» Stated goal: Restate, word for word, every line of the data.

» Listing:
= = = =

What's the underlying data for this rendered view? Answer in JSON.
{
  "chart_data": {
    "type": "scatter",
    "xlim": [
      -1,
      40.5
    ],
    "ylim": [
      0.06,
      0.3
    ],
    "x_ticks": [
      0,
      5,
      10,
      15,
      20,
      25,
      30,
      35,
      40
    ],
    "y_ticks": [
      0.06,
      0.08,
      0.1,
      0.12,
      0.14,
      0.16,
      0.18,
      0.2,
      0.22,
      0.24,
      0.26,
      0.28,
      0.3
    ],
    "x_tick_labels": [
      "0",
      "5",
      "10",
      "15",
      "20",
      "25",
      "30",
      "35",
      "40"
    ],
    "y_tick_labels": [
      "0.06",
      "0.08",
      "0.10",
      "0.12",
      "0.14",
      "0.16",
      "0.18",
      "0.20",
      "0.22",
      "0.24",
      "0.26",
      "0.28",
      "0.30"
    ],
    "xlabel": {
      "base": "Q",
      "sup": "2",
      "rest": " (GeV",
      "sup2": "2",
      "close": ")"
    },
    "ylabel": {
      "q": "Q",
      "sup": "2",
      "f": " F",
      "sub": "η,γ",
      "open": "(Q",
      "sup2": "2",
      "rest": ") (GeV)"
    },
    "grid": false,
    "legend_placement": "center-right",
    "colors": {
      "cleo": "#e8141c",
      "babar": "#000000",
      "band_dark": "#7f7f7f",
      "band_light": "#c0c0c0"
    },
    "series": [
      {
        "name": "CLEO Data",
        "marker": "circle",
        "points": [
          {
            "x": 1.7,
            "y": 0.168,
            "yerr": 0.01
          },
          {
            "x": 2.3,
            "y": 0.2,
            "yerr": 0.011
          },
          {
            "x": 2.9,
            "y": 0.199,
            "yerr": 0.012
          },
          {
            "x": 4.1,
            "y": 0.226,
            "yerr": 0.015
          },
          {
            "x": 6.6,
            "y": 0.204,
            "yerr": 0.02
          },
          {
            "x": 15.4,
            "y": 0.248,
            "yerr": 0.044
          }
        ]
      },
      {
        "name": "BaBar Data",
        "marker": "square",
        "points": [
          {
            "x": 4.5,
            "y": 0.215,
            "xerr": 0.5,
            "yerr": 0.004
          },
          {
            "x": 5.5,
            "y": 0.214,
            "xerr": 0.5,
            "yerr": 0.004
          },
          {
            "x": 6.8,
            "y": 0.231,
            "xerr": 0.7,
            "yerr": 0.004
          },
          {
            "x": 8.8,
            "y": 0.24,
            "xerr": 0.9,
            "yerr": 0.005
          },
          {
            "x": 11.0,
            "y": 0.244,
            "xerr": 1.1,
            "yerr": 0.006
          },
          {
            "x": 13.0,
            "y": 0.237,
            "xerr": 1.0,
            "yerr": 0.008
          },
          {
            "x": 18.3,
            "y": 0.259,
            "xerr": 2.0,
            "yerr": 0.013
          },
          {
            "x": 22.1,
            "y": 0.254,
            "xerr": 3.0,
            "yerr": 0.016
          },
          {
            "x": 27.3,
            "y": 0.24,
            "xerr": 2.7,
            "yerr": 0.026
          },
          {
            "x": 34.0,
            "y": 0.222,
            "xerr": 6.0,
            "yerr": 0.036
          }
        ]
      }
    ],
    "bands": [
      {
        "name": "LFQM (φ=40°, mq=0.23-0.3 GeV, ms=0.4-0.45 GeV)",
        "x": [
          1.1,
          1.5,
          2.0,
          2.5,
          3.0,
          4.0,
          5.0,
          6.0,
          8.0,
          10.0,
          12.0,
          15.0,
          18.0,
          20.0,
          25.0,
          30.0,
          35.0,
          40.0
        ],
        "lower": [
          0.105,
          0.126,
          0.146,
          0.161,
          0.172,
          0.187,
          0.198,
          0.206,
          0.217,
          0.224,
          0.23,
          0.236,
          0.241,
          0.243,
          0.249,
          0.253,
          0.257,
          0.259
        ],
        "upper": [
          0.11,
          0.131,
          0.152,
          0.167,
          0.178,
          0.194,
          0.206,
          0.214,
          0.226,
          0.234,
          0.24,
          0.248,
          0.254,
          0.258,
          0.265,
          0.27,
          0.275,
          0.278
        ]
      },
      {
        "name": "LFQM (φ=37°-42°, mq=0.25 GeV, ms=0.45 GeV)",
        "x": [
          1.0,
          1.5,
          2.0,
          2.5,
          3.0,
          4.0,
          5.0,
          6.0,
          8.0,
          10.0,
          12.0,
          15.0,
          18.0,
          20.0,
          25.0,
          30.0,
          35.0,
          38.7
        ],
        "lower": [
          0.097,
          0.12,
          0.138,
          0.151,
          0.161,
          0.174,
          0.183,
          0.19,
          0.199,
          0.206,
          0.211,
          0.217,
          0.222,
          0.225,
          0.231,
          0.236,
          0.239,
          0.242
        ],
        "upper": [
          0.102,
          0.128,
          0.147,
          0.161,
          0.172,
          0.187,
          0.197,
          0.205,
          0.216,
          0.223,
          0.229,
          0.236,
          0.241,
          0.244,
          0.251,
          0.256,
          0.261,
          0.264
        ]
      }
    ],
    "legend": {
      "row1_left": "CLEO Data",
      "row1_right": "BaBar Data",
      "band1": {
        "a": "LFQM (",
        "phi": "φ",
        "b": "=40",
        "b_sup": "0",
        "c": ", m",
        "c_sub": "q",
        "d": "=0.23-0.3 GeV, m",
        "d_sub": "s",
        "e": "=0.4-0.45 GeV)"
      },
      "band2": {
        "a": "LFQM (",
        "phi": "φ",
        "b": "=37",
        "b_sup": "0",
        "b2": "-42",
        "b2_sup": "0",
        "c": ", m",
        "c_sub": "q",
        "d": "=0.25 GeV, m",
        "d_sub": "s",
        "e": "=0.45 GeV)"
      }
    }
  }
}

= = = =

» Task response:
What's the underlying data for this rendered view? Answer in JSON.
{
  "chart_data": {
    "type": "scatter",
    "xlim": [
      -1,
      40.5
    ],
    "ylim": [
      0.06,
      0.3
    ],
    "x_ticks": [
      0,
      5,
      10,
      15,
      20,
      25,
      30,
      35,
      40
    ],
    "y_ticks": [
      0.06,
      0.08,
      0.1,
      0.12,
      0.14,
      0.16,
      0.18,
      0.2,
      0.22,
      0.24,
      0.26,
      0.28,
      0.3
    ],
    "x_tick_labels": [
      "0",
      "5",
      "10",
      "15",
      "20",
      "25",
      "30",
      "35",
      "40"
    ],
    "y_tick_labels": [
      "0.06",
      "0.08",
      "0.10",
      "0.12",
      "0.14",
      "0.16",
      "0.18",
      "0.20",
      "0.22",
      "0.24",
      "0.26",
      "0.28",
      "0.30"
    ],
    "xlabel": {
      "base": "Q",
      "sup": "2",
      "rest": " (GeV",
      "sup2": "2",
      "close": ")"
    },
    "ylabel": {
      "q": "Q",
      "sup": "2",
      "f": " F",
      "sub": "η,γ",
      "open": "(Q",
      "sup2": "2",
      "rest": ") (GeV)"
    },
    "grid": false,
    "legend_placement": "center-right",
    "colors": {
      "cleo": "#e8141c",
      "babar": "#000000",
      "band_dark": "#7f7f7f",
      "band_light": "#c0c0c0"
    },
    "series": [
      {
        "name": "CLEO Data",
        "marker": "circle",
        "points": [
          {
            "x": 1.7,
            "y": 0.168,
            "yerr": 0.01
          },
          {
            "x": 2.3,
            "y": 0.2,
            "yerr": 0.011
          },
          {
            "x": 2.9,
            "y": 0.199,
            "yerr": 0.012
          },
          {
            "x": 4.1,
            "y": 0.226,
            "yerr": 0.015
          },
          {
            "x": 6.6,
            "y": 0.204,
            "yerr": 0.02
          },
          {
            "x": 15.4,
            "y": 0.248,
            "yerr": 0.044
          }
        ]
      },
      {
        "name": "BaBar Data",
        "marker": "square",
        "points": [
          {
            "x": 4.5,
            "y": 0.215,
            "xerr": 0.5,
            "yerr": 0.004
          },
          {
            "x": 5.5,
            "y": 0.214,
            "xerr": 0.5,
            "yerr": 0.004
          },
          {
            "x": 6.8,
            "y": 0.231,
            "xerr": 0.7,
            "yerr": 0.004
          },
          {
            "x": 8.8,
            "y": 0.24,
            "xerr": 0.9,
            "yerr": 0.005
          },
          {
            "x": 11.0,
            "y": 0.244,
            "xerr": 1.1,
            "yerr": 0.006
          },
          {
            "x": 13.0,
            "y": 0.237,
            "xerr": 1.0,
            "yerr": 0.008
          },
          {
            "x": 18.3,
            "y": 0.259,
            "xerr": 2.0,
            "yerr": 0.013
          },
          {
            "x": 22.1,
            "y": 0.254,
            "xerr": 3.0,
            "yerr": 0.016
          },
          {
            "x": 27.3,
            "y": 0.24,
            "xerr": 2.7,
            "yerr": 0.026
          },
          {
            "x": 34.0,
            "y": 0.222,
            "xerr": 6.0,
            "yerr": 0.036
          }
        ]
      }
    ],
    "bands": [
      {
        "name": "LFQM (φ=40°, mq=0.23-0.3 GeV, ms=0.4-0.45 GeV)",
        "x": [
          1.1,
          1.5,
          2.0,
          2.5,
          3.0,
          4.0,
          5.0,
          6.0,
          8.0,
          10.0,
          12.0,
          15.0,
          18.0,
          20.0,
          25.0,
          30.0,
          35.0,
          40.0
        ],
        "lower": [
          0.105,
          0.126,
          0.146,
          0.161,
          0.172,
          0.187,
          0.198,
          0.206,
          0.217,
          0.224,
          0.23,
          0.236,
          0.241,
          0.243,
          0.249,
          0.253,
          0.257,
          0.259
        ],
        "upper": [
          0.11,
          0.131,
          0.152,
          0.167,
          0.178,
          0.194,
          0.206,
          0.214,
          0.226,
          0.234,
          0.24,
          0.248,
          0.254,
          0.258,
          0.265,
          0.27,
          0.275,
          0.278
        ]
      },
      {
        "name": "LFQM (φ=37°-42°, mq=0.25 GeV, ms=0.45 GeV)",
        "x": [
          1.0,
          1.5,
          2.0,
          2.5,
          3.0,
          4.0,
          5.0,
          6.0,
          8.0,
          10.0,
          12.0,
          15.0,
          18.0,
          20.0,
          25.0,
          30.0,
          35.0,
          38.7
        ],
        "lower": [
          0.097,
          0.12,
          0.138,
          0.151,
          0.161,
          0.174,
          0.183,
          0.19,
          0.199,
          0.206,
          0.211,
          0.217,
          0.222,
          0.225,
          0.231,
          0.236,
          0.239,
          0.242
        ],
        "upper": [
          0.102,
          0.128,
          0.147,
          0.161,
          0.172,
          0.187,
          0.197,
          0.205,
          0.216,
          0.223,
          0.229,
          0.236,
          0.241,
          0.244,
          0.251,
          0.256,
          0.261,
          0.264
        ]
      }
    ],
    "legend": {
      "row1_left": "CLEO Data",
      "row1_right": "BaBar Data",
      "band1": {
        "a": "LFQM (",
        "phi": "φ",
        "b": "=40",
        "b_sup": "0",
        "c": ", m",
        "c_sub": "q",
        "d": "=0.23-0.3 GeV, m",
        "d_sub": "s",
        "e": "=0.4-0.45 GeV)"
      },
      "band2": {
        "a": "LFQM (",
        "phi": "φ",
        "b": "=37",
        "b_sup": "0",
        "b2": "-42",
        "b2_sup": "0",
        "c": ", m",
        "c_sub": "q",
        "d": "=0.25 GeV, m",
        "d_sub": "s",
        "e": "=0.45 GeV)"
      }
    }
  }
}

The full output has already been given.